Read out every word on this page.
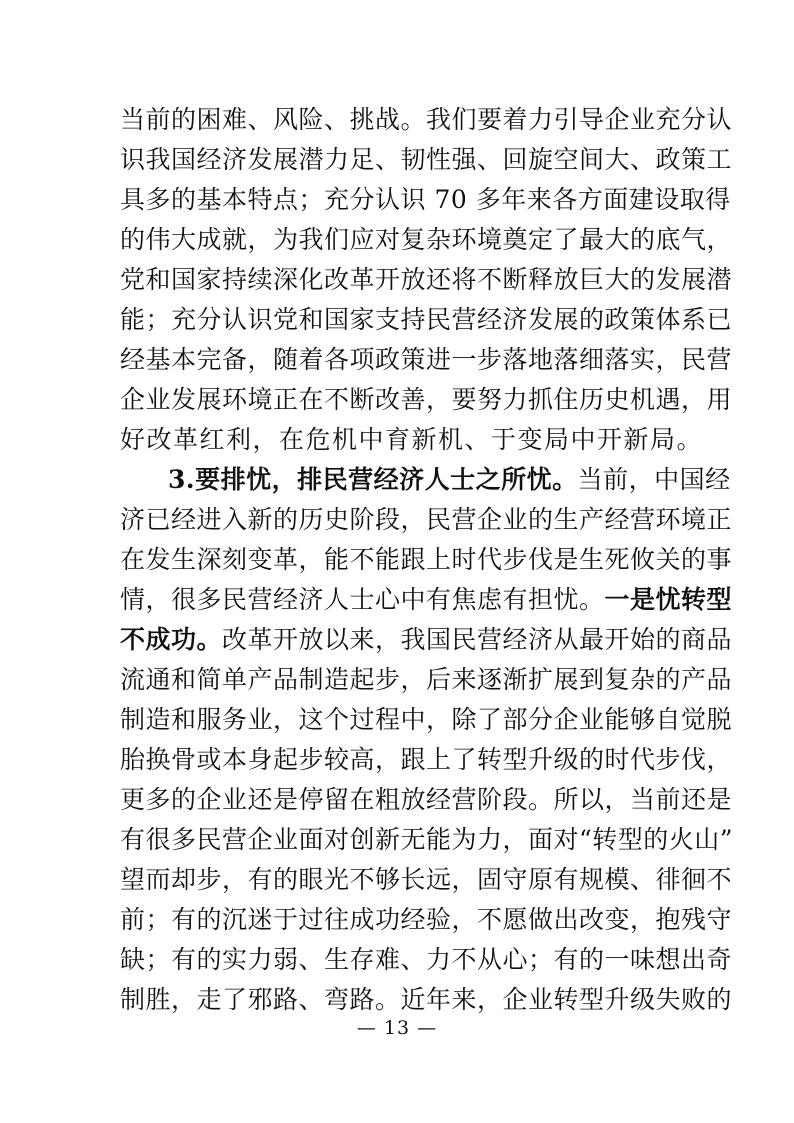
当前的困难、风险、挑战。我们要着力引导企业充分认
识我国经济发展潜力足、韧性强、回旋空间大、政策工
具多的基本特点；充分认识 70 多年来各方面建设取得
的伟大成就，为我们应对复杂环境奠定了最大的底气，
党和国家持续深化改革开放还将不断释放巨大的发展潜
能；充分认识党和国家支持民营经济发展的政策体系已
经基本完备，随着各项政策进一步落地落细落实，民营
企业发展环境正在不断改善，要努力抓住历史机遇，用
好改革红利，在危机中育新机、于变局中开新局。
3.要排忧，排民营经济人士之所忧。当前，中国经
济已经进入新的历史阶段，民营企业的生产经营环境正
在发生深刻变革，能不能跟上时代步伐是生死攸关的事
情，很多民营经济人士心中有焦虑有担忧。一是忧转型
不成功。改革开放以来，我国民营经济从最开始的商品
流通和简单产品制造起步，后来逐渐扩展到复杂的产品
制造和服务业，这个过程中，除了部分企业能够自觉脱
胎换骨或本身起步较高，跟上了转型升级的时代步伐，
更多的企业还是停留在粗放经营阶段。所以，当前还是
有很多民营企业面对创新无能为力，面对“转型的火山”
望而却步，有的眼光不够长远，固守原有规模、徘徊不
前；有的沉迷于过往成功经验，不愿做出改变，抱残守
缺；有的实力弱、生存难、力不从心；有的一味想出奇
制胜，走了邪路、弯路。近年来，企业转型升级失败的
— 13 —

◇ ◇ ◇ ◇ ◇

WRITTEN TASK
Quote the data exactly, leaving every image out of the copy.

EXPECTED ANSWER
Read out every word on this page.
当前的困难、风险、挑战。我们要着力引导企业充分认
识我国经济发展潜力足、韧性强、回旋空间大、政策工
具多的基本特点；充分认识 70 多年来各方面建设取得
的伟大成就，为我们应对复杂环境奠定了最大的底气，
党和国家持续深化改革开放还将不断释放巨大的发展潜
能；充分认识党和国家支持民营经济发展的政策体系已
经基本完备，随着各项政策进一步落地落细落实，民营
企业发展环境正在不断改善，要努力抓住历史机遇，用
好改革红利，在危机中育新机、于变局中开新局。
3.要排忧，排民营经济人士之所忧。当前，中国经
济已经进入新的历史阶段，民营企业的生产经营环境正
在发生深刻变革，能不能跟上时代步伐是生死攸关的事
情，很多民营经济人士心中有焦虑有担忧。一是忧转型
不成功。改革开放以来，我国民营经济从最开始的商品
流通和简单产品制造起步，后来逐渐扩展到复杂的产品
制造和服务业，这个过程中，除了部分企业能够自觉脱
胎换骨或本身起步较高，跟上了转型升级的时代步伐，
更多的企业还是停留在粗放经营阶段。所以，当前还是
有很多民营企业面对创新无能为力，面对“转型的火山”
望而却步，有的眼光不够长远，固守原有规模、徘徊不
前；有的沉迷于过往成功经验，不愿做出改变，抱残守
缺；有的实力弱、生存难、力不从心；有的一味想出奇
制胜，走了邪路、弯路。近年来，企业转型升级失败的
— 13 —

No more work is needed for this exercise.